Dataset rows:
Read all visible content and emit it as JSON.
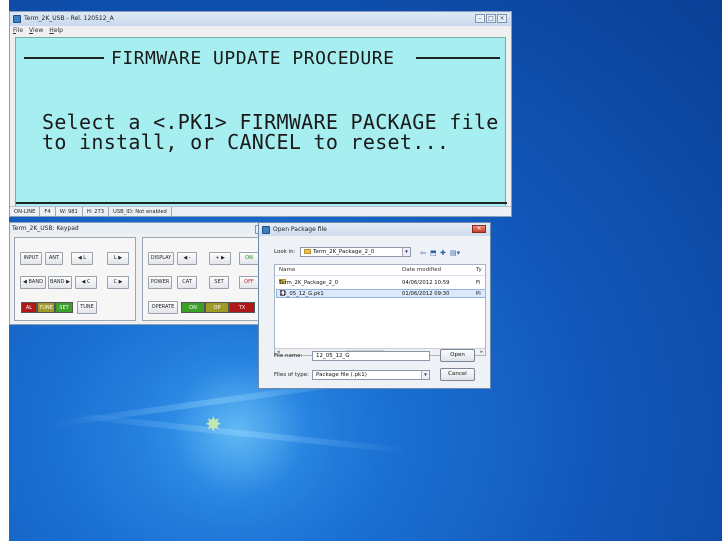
{
  "term_window": {
    "title": "Term_2K_USB - Rel. 120512_A",
    "menu": [
      "File",
      "View",
      "Help"
    ],
    "lcd": {
      "header": "FIRMWARE UPDATE PROCEDURE",
      "message": "Select a <.PK1> FIRMWARE PACKAGE file\nto install, or CANCEL to reset...",
      "bg_color": "#a7eef0"
    },
    "status": [
      "ON-LINE",
      "F4",
      "W: 981",
      "H: 273",
      "USB_ID: Not enabled"
    ]
  },
  "keypad": {
    "title": "Term_2K_USB: Keypad",
    "left_buttons": {
      "input": "INPUT",
      "ant": "ANT",
      "l_left": "◀ L",
      "l_right": "L ▶",
      "band_down": "◀ BAND",
      "band_up": "BAND ▶",
      "c_left": "◀ C",
      "c_right": "C ▶",
      "tune": "TUNE"
    },
    "left_leds": {
      "al": "AL",
      "tune": "TUNE",
      "set": "SET"
    },
    "right_buttons": {
      "display": "DISPLAY",
      "dec": "◀ -",
      "inc": "+ ▶",
      "on": "ON",
      "power": "POWER",
      "cat": "CAT",
      "set": "SET",
      "off": "OFF",
      "operate": "OPERATE"
    },
    "right_leds": {
      "on": "ON",
      "op": "OP",
      "tx": "TX"
    }
  },
  "dialog": {
    "title": "Open Package file",
    "look_in_label": "Look in:",
    "look_in_value": "Term_2K_Package_2_0",
    "columns": {
      "name": "Name",
      "date": "Date modified",
      "type": "Ty"
    },
    "files": [
      {
        "name": "Term_2K_Package_2_0",
        "date": "04/06/2012 10:59",
        "type": "Fi",
        "kind": "folder"
      },
      {
        "name": "12_05_12_G.pk1",
        "date": "01/06/2012 09:30",
        "type": "Pl",
        "kind": "file"
      }
    ],
    "file_name_label": "File name:",
    "file_name_value": "12_05_12_G",
    "files_of_type_label": "Files of type:",
    "files_of_type_value": "Package file (.pk1)",
    "open_label": "Open",
    "cancel_label": "Cancel"
  },
  "colors": {
    "led_red": "#b01818",
    "led_green": "#3aa02a",
    "led_olive": "#a09a28",
    "lcd_bg": "#a7eef0"
  }
}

Exercise details: Whichever lines contain the string "Open", select and copy them.

Result below:
    "title": "Open Package file",
    "open_label": "Open",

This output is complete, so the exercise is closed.